▶ _TASK BRIEF_:
Search the material below for the word "sociales" and copy every line in which it occurs.

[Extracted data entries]
========

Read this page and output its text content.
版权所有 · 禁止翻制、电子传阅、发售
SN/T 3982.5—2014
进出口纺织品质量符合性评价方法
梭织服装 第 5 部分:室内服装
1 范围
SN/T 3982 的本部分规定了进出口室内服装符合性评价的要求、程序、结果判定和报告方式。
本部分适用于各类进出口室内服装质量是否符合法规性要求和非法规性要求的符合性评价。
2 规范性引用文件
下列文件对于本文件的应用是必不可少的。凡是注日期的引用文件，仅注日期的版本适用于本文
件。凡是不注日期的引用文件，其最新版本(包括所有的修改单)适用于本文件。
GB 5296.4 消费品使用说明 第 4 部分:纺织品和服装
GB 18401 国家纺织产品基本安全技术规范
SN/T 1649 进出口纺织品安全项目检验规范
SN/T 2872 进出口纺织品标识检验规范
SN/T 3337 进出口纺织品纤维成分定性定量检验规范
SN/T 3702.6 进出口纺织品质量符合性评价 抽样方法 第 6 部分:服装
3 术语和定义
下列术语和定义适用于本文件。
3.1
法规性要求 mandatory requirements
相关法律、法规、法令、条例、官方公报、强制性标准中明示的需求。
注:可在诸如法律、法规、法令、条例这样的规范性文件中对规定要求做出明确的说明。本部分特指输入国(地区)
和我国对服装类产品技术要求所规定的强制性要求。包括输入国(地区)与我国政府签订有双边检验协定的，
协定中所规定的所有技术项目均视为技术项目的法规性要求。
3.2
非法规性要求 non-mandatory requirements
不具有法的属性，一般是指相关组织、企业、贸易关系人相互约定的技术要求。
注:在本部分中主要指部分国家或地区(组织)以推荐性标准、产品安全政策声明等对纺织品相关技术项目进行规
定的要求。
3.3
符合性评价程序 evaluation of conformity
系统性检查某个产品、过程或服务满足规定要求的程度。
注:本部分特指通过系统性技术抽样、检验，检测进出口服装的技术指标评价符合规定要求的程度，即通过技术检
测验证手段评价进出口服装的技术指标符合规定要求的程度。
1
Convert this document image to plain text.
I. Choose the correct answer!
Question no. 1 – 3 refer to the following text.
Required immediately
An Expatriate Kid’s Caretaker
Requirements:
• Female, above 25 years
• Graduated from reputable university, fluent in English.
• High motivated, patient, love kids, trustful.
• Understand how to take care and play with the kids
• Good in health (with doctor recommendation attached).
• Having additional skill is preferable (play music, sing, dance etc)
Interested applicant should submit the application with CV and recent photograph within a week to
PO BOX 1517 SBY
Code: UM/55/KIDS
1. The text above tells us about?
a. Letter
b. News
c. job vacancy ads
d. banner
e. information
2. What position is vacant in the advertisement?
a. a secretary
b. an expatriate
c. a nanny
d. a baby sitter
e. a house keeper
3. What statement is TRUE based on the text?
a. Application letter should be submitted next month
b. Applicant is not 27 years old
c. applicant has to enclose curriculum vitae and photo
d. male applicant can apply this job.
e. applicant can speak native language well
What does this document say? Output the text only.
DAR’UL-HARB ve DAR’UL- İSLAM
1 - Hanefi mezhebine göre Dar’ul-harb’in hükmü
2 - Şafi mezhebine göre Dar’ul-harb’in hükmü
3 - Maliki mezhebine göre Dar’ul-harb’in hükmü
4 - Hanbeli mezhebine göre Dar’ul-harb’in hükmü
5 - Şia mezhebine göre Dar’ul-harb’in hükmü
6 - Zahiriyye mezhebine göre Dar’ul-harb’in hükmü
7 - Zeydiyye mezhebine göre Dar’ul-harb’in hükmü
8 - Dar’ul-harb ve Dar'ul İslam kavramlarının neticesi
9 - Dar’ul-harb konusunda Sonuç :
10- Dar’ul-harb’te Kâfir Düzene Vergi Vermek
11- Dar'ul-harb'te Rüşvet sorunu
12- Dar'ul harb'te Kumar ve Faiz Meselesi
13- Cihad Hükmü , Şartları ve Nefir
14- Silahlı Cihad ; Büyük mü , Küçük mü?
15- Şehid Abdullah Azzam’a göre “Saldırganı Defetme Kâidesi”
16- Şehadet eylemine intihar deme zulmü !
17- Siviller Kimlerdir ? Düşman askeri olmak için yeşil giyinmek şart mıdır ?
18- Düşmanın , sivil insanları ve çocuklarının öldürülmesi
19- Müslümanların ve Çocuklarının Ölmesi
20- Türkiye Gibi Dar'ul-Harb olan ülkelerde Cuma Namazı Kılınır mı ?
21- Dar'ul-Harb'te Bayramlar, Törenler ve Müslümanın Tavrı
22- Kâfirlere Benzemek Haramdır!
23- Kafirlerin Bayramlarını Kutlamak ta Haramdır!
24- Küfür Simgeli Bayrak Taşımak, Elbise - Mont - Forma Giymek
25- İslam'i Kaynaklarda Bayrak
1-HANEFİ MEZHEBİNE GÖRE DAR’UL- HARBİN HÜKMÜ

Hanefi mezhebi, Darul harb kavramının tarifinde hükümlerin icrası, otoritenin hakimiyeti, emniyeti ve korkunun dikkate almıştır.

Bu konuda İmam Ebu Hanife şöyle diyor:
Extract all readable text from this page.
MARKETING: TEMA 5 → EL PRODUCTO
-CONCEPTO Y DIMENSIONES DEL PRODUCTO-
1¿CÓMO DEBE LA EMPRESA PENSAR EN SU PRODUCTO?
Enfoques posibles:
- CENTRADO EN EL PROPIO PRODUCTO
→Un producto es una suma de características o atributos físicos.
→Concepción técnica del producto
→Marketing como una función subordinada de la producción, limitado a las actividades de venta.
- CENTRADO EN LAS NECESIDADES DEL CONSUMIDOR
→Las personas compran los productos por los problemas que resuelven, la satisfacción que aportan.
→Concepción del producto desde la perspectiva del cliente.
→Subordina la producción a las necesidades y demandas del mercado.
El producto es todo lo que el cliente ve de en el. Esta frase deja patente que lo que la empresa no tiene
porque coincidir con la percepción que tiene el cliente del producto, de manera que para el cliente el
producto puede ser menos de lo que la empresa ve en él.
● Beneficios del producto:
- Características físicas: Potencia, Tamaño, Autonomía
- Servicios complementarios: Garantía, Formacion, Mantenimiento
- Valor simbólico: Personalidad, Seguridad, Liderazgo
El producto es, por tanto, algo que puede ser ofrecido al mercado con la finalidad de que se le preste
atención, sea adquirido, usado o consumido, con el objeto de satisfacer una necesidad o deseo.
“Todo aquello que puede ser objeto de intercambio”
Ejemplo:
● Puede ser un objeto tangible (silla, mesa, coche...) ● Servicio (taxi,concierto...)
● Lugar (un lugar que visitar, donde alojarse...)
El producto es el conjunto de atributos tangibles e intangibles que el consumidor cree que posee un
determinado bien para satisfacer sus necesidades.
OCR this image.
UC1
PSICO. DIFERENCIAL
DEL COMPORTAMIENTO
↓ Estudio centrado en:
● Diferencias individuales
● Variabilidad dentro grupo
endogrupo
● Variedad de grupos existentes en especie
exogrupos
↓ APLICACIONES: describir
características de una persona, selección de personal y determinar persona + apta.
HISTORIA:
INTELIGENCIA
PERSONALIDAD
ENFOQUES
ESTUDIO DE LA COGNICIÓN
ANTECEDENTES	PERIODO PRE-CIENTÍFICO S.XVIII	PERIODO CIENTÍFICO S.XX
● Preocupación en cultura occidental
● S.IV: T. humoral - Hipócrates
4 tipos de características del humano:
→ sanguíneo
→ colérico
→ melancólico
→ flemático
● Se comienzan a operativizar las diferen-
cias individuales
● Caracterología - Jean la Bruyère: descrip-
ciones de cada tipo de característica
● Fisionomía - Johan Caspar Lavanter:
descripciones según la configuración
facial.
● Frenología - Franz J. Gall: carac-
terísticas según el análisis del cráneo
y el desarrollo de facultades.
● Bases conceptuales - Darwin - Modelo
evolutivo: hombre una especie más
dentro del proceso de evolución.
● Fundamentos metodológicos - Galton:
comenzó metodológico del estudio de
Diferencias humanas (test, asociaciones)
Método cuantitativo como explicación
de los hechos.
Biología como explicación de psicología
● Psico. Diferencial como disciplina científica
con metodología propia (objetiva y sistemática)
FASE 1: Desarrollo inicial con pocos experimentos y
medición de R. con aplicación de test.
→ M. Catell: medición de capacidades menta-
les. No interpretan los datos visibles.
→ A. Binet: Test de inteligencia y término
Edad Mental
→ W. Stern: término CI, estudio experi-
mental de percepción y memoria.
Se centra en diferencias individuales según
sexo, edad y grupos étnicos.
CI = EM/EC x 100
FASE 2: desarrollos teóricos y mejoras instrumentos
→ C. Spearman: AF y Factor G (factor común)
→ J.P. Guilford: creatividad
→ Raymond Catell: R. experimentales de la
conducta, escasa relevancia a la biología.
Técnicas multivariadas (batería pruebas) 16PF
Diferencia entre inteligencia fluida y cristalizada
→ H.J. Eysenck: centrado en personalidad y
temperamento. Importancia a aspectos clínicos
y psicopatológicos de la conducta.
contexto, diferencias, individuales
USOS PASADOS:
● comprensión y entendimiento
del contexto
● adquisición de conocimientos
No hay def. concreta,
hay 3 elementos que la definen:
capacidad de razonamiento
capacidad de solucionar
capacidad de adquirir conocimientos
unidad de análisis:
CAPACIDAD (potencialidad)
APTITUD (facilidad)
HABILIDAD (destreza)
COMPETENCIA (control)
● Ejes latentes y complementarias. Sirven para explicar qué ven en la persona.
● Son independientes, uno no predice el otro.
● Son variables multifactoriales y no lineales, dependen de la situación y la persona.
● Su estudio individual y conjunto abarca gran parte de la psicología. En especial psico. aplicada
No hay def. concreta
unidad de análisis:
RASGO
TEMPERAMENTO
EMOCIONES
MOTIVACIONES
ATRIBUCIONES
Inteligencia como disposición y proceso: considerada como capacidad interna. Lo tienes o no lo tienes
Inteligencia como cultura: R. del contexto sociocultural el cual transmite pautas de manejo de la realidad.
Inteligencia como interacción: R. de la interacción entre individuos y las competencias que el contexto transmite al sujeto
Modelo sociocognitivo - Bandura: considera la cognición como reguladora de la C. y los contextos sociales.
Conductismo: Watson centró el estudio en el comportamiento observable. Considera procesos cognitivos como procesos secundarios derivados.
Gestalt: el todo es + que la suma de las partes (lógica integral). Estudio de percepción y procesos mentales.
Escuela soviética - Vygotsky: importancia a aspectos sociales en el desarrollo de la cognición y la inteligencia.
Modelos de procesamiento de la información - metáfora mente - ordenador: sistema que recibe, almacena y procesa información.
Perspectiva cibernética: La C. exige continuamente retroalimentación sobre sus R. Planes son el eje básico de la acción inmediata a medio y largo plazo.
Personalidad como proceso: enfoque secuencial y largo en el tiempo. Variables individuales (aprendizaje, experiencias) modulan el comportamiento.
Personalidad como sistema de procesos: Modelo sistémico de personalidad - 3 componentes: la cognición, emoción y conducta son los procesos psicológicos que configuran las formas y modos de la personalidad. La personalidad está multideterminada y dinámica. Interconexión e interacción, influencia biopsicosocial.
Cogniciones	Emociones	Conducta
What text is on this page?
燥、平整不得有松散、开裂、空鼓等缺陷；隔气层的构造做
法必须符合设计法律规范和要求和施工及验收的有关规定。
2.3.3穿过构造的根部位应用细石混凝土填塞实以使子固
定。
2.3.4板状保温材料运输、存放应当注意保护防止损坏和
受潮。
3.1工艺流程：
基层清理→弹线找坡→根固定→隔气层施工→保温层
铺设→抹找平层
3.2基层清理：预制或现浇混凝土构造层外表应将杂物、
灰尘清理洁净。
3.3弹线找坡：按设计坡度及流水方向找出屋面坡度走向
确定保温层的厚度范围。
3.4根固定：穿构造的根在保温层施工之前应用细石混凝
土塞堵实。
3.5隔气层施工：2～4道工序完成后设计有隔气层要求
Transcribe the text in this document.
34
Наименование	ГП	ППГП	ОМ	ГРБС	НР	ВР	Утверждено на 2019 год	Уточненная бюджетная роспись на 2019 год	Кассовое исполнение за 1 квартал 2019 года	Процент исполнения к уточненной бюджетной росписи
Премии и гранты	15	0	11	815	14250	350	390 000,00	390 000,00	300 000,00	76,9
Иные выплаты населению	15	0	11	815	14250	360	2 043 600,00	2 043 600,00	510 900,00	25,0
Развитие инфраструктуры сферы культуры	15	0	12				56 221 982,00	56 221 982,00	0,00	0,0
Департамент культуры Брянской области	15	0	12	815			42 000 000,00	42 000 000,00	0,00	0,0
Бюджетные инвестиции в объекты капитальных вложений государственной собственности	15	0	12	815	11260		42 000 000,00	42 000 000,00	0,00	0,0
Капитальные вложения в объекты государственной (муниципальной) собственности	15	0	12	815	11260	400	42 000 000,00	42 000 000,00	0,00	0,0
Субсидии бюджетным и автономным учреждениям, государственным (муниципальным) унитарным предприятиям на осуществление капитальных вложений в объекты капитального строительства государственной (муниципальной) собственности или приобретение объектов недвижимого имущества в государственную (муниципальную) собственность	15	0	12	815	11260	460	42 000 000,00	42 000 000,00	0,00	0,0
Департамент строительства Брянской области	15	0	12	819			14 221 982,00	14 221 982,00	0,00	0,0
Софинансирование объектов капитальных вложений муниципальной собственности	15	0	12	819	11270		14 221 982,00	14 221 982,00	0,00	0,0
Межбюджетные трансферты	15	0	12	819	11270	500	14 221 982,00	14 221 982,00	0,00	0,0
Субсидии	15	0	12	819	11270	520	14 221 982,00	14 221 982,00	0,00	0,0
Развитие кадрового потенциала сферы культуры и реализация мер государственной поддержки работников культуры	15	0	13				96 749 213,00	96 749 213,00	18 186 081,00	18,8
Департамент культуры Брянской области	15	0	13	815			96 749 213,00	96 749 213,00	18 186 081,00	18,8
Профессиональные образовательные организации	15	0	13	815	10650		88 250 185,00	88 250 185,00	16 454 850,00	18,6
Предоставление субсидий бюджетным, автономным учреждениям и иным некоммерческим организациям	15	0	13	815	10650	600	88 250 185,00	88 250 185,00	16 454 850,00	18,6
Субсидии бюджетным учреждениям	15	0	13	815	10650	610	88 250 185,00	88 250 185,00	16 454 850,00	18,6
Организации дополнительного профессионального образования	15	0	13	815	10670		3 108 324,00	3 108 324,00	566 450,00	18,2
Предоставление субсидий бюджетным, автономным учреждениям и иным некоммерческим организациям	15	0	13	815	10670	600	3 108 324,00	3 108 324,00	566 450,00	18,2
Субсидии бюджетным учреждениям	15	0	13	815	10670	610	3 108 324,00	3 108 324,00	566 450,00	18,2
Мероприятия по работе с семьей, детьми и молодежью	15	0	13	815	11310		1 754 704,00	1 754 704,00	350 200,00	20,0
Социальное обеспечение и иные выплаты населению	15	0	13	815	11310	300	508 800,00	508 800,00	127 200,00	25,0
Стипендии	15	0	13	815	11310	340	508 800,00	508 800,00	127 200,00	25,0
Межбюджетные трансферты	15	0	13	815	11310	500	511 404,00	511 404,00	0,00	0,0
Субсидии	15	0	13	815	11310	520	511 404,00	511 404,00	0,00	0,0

========

▶ _ANSWER_:
Modelo sociocognitivo - Bandura: considera la cognición como reguladora de la C. y los contextos sociales.
Escuela soviética - Vygotsky: importancia a aspectos sociales en el desarrollo de la cognición y la inteligencia.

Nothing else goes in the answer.